REQUIREMENTS:
Leave out the pictures and transcribe the rest of the records exactly.
>>>>>
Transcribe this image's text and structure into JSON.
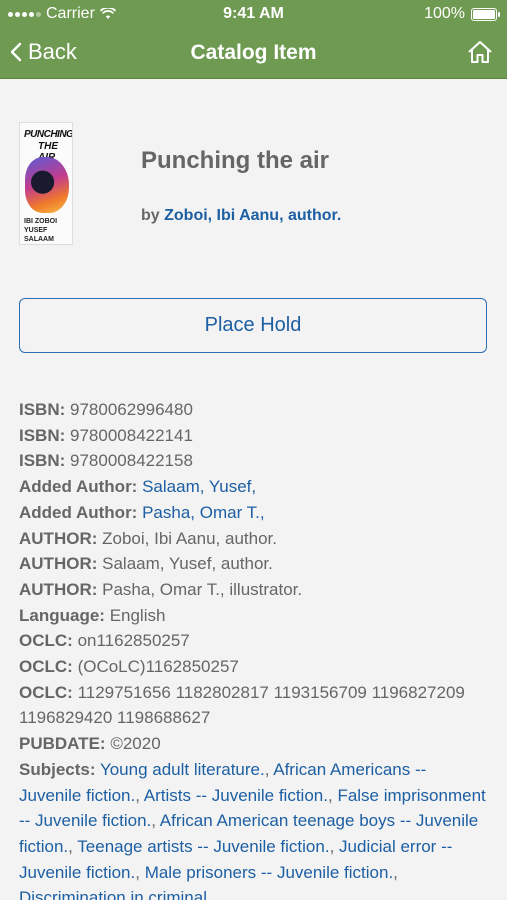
{
  "status_bar": {
    "carrier": "Carrier",
    "time": "9:41 AM",
    "battery": "100%"
  },
  "nav": {
    "back_label": "Back",
    "title": "Catalog Item"
  },
  "item": {
    "title": "Punching the air",
    "by_prefix": "by",
    "author_link": "Zoboi, Ibi Aanu, author.",
    "cover": {
      "line1": "PUNCHING",
      "line2": "THE AIR",
      "authors_line1": "IBI ZOBOI",
      "authors_line2": "YUSEF SALAAM"
    }
  },
  "place_hold_label": "Place Hold",
  "details": [
    {
      "key": "ISBN:",
      "value": "9780062996480"
    },
    {
      "key": "ISBN:",
      "value": "9780008422141"
    },
    {
      "key": "ISBN:",
      "value": "9780008422158"
    },
    {
      "key": "Added Author:",
      "link": "Salaam, Yusef,"
    },
    {
      "key": "Added Author:",
      "link": "Pasha, Omar T.,"
    },
    {
      "key": "AUTHOR:",
      "value": "Zoboi, Ibi Aanu, author."
    },
    {
      "key": "AUTHOR:",
      "value": "Salaam, Yusef, author."
    },
    {
      "key": "AUTHOR:",
      "value": "Pasha, Omar T., illustrator."
    },
    {
      "key": "Language:",
      "value": "English"
    },
    {
      "key": "OCLC:",
      "value": "on1162850257"
    },
    {
      "key": "OCLC:",
      "value": "(OCoLC)1162850257"
    },
    {
      "key": "OCLC:",
      "value": "1129751656 1182802817 1193156709 1196827209 1196829420 1198688627"
    },
    {
      "key": "PUBDATE:",
      "value": "©2020"
    }
  ],
  "subjects": {
    "key": "Subjects:",
    "items": [
      "Young adult literature.",
      "African Americans -- Juvenile fiction.",
      "Artists -- Juvenile fiction.",
      "False imprisonment -- Juvenile fiction.",
      "African American teenage boys -- Juvenile fiction.",
      "Teenage artists -- Juvenile fiction.",
      "Judicial error -- Juvenile fiction.",
      "Male prisoners -- Juvenile fiction.",
      "Discrimination in criminal"
    ]
  }
}
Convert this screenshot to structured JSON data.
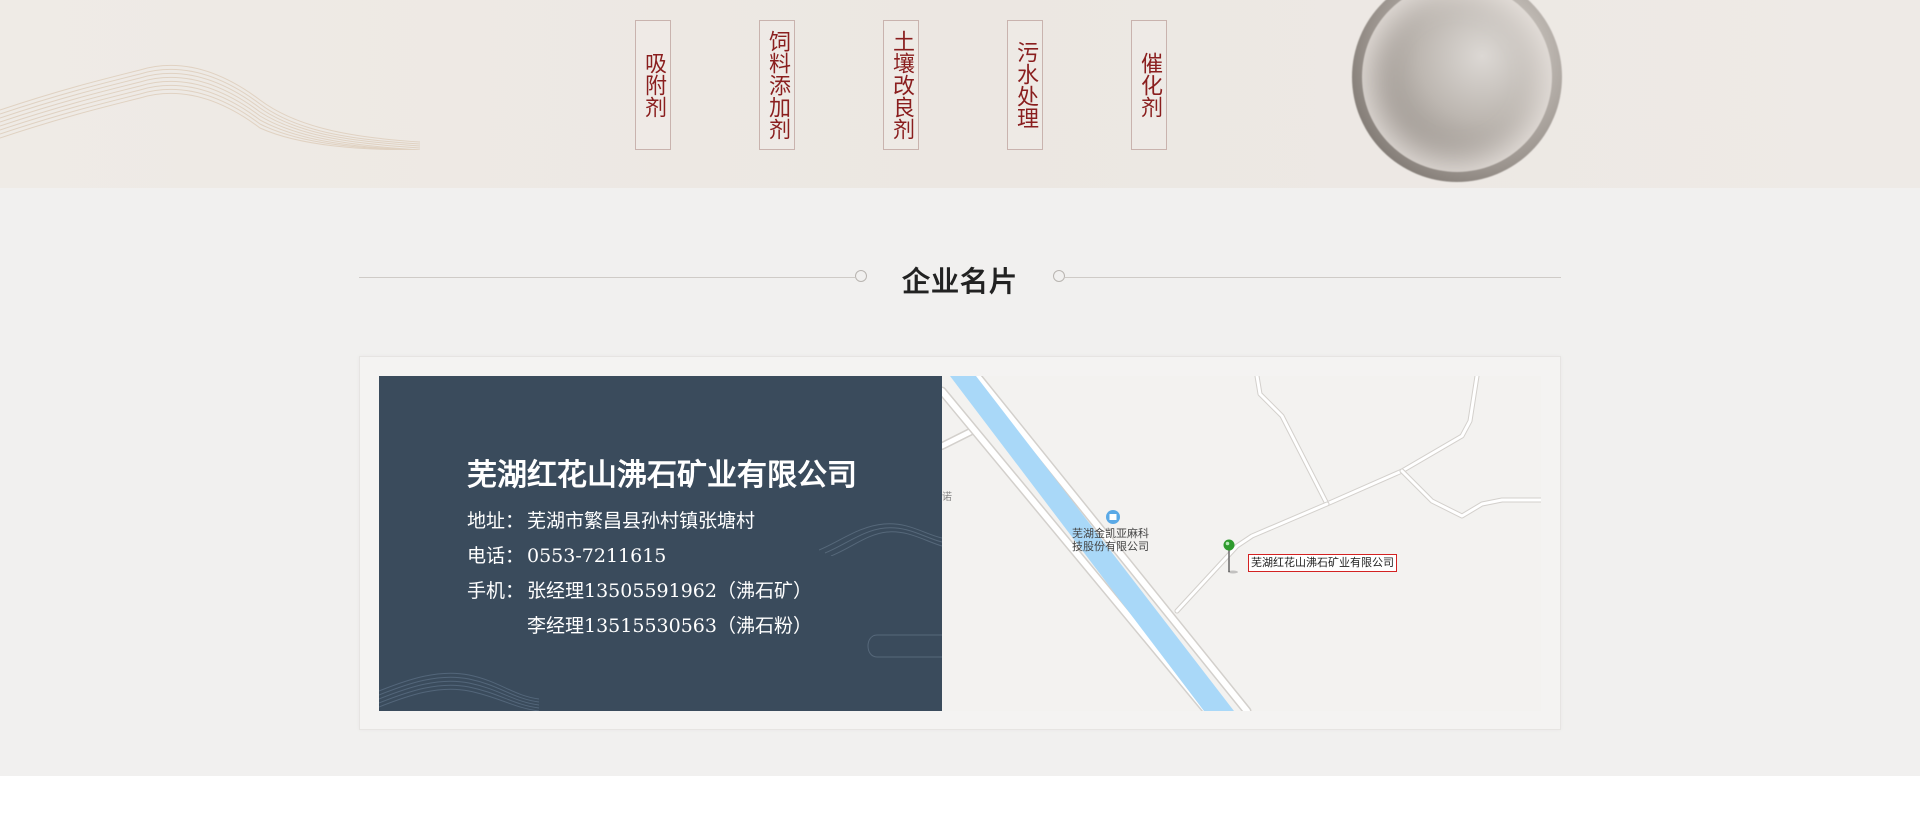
{
  "banner": {
    "tags": [
      "吸附剂",
      "饲料添加剂",
      "土壤改良剂",
      "污水处理",
      "催化剂"
    ]
  },
  "section": {
    "title": "企业名片"
  },
  "card": {
    "company": "芜湖红花山沸石矿业有限公司",
    "address_label": "地址：",
    "address": "芜湖市繁昌县孙村镇张塘村",
    "phone_label": "电话：",
    "phone": "0553-7211615",
    "mobile_label": "手机：",
    "mobile_1": "张经理13505591962（沸石矿）",
    "mobile_2": "李经理13515530563（沸石粉）"
  },
  "map": {
    "poi_line1": "芜湖金凯亚麻科",
    "poi_line2": "技股份有限公司",
    "marker_label": "芜湖红花山沸石矿业有限公司",
    "edge_text": "诺",
    "icons": [
      "poi-icon",
      "map-pin-icon"
    ],
    "colors": {
      "river": "#a9d8f8",
      "road": "#ffffff",
      "road_edge": "#d3d0cc",
      "marker_border": "#d32222"
    }
  },
  "colors": {
    "card_bg": "#3a4b5c",
    "tag_text": "#8a1e1e",
    "banner_bg": "#ece7e2",
    "section_bg": "#f1f0ef"
  }
}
<<<<<
IN RESPONSE:
Transcribe this image's text and structure into JSON.
{
  "status_bar": {
    "carrier": "Carrier",
    "time": "9:41 AM",
    "battery": "100%"
  },
  "nav": {
    "back_label": "Back",
    "title": "Catalog Item"
  },
  "item": {
    "title": "Punching the air",
    "by_prefix": "by",
    "author_link": "Zoboi, Ibi Aanu, author.",
    "cover": {
      "line1": "PUNCHING",
      "line2": "THE AIR",
      "authors_line1": "IBI ZOBOI",
      "authors_line2": "YUSEF SALAAM"
    }
  },
  "place_hold_label": "Place Hold",
  "details": [
    {
      "key": "ISBN:",
      "value": "9780062996480"
    },
    {
      "key": "ISBN:",
      "value": "9780008422141"
    },
    {
      "key": "ISBN:",
      "value": "9780008422158"
    },
    {
      "key": "Added Author:",
      "link": "Salaam, Yusef,"
    },
    {
      "key": "Added Author:",
      "link": "Pasha, Omar T.,"
    },
    {
      "key": "AUTHOR:",
      "value": "Zoboi, Ibi Aanu, author."
    },
    {
      "key": "AUTHOR:",
      "value": "Salaam, Yusef, author."
    },
    {
      "key": "AUTHOR:",
      "value": "Pasha, Omar T., illustrator."
    },
    {
      "key": "Language:",
      "value": "English"
    },
    {
      "key": "OCLC:",
      "value": "on1162850257"
    },
    {
      "key": "OCLC:",
      "value": "(OCoLC)1162850257"
    },
    {
      "key": "OCLC:",
      "value": "1129751656 1182802817 1193156709 1196827209 1196829420 1198688627"
    },
    {
      "key": "PUBDATE:",
      "value": "©2020"
    }
  ],
  "subjects": {
    "key": "Subjects:",
    "items": [
      "Young adult literature.",
      "African Americans -- Juvenile fiction.",
      "Artists -- Juvenile fiction.",
      "False imprisonment -- Juvenile fiction.",
      "African American teenage boys -- Juvenile fiction.",
      "Teenage artists -- Juvenile fiction.",
      "Judicial error -- Juvenile fiction.",
      "Male prisoners -- Juvenile fiction.",
      "Discrimination in criminal"
    ]
  }
}
Convert this screenshot to structured JSON data.
{
  "banner": {
    "tags": [
      "吸附剂",
      "饲料添加剂",
      "土壤改良剂",
      "污水处理",
      "催化剂"
    ]
  },
  "section": {
    "title": "企业名片"
  },
  "card": {
    "company": "芜湖红花山沸石矿业有限公司",
    "address_label": "地址：",
    "address": "芜湖市繁昌县孙村镇张塘村",
    "phone_label": "电话：",
    "phone": "0553-7211615",
    "mobile_label": "手机：",
    "mobile_1": "张经理13505591962（沸石矿）",
    "mobile_2": "李经理13515530563（沸石粉）"
  },
  "map": {
    "poi_line1": "芜湖金凯亚麻科",
    "poi_line2": "技股份有限公司",
    "marker_label": "芜湖红花山沸石矿业有限公司",
    "edge_text": "诺",
    "icons": [
      "poi-icon",
      "map-pin-icon"
    ],
    "colors": {
      "river": "#a9d8f8",
      "road": "#ffffff",
      "road_edge": "#d3d0cc",
      "marker_border": "#d32222"
    }
  },
  "colors": {
    "card_bg": "#3a4b5c",
    "tag_text": "#8a1e1e",
    "banner_bg": "#ece7e2",
    "section_bg": "#f1f0ef"
  }
}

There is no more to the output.